EXERCISE >>
Transcribe all of the material exactly. Any picture in it should be left out.

--- Start ---

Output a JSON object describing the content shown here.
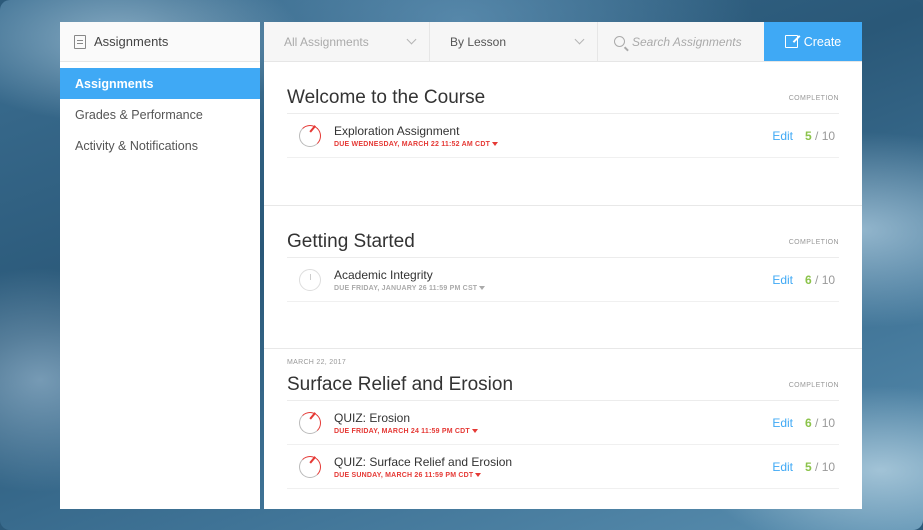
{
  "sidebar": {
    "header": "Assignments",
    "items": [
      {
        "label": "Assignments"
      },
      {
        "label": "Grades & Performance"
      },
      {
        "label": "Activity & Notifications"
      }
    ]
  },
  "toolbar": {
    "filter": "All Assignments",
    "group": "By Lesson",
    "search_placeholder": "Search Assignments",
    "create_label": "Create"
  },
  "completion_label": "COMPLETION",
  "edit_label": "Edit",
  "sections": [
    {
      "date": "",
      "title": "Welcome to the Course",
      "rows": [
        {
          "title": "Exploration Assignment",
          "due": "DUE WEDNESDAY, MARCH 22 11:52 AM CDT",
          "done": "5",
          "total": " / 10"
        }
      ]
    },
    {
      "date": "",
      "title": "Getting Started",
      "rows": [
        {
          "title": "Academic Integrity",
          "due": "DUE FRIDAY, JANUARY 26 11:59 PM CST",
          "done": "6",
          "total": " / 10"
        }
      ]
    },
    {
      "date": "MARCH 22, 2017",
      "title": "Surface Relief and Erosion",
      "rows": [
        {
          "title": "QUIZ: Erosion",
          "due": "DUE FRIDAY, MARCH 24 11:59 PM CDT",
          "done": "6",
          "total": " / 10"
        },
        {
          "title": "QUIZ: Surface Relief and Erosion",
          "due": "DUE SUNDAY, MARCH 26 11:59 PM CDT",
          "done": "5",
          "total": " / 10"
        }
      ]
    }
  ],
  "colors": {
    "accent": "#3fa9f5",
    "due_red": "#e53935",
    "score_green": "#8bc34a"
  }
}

--- End ---

REPLY >>
Output a JSON object describing the content shown here.
{
  "sidebar": {
    "header": "Assignments",
    "items": [
      {
        "label": "Assignments"
      },
      {
        "label": "Grades & Performance"
      },
      {
        "label": "Activity & Notifications"
      }
    ]
  },
  "toolbar": {
    "filter": "All Assignments",
    "group": "By Lesson",
    "search_placeholder": "Search Assignments",
    "create_label": "Create"
  },
  "completion_label": "COMPLETION",
  "edit_label": "Edit",
  "sections": [
    {
      "date": "",
      "title": "Welcome to the Course",
      "rows": [
        {
          "title": "Exploration Assignment",
          "due": "DUE WEDNESDAY, MARCH 22 11:52 AM CDT",
          "done": "5",
          "total": " / 10"
        }
      ]
    },
    {
      "date": "",
      "title": "Getting Started",
      "rows": [
        {
          "title": "Academic Integrity",
          "due": "DUE FRIDAY, JANUARY 26 11:59 PM CST",
          "done": "6",
          "total": " / 10"
        }
      ]
    },
    {
      "date": "MARCH 22, 2017",
      "title": "Surface Relief and Erosion",
      "rows": [
        {
          "title": "QUIZ: Erosion",
          "due": "DUE FRIDAY, MARCH 24 11:59 PM CDT",
          "done": "6",
          "total": " / 10"
        },
        {
          "title": "QUIZ: Surface Relief and Erosion",
          "due": "DUE SUNDAY, MARCH 26 11:59 PM CDT",
          "done": "5",
          "total": " / 10"
        }
      ]
    }
  ],
  "colors": {
    "accent": "#3fa9f5",
    "due_red": "#e53935",
    "score_green": "#8bc34a"
  }
}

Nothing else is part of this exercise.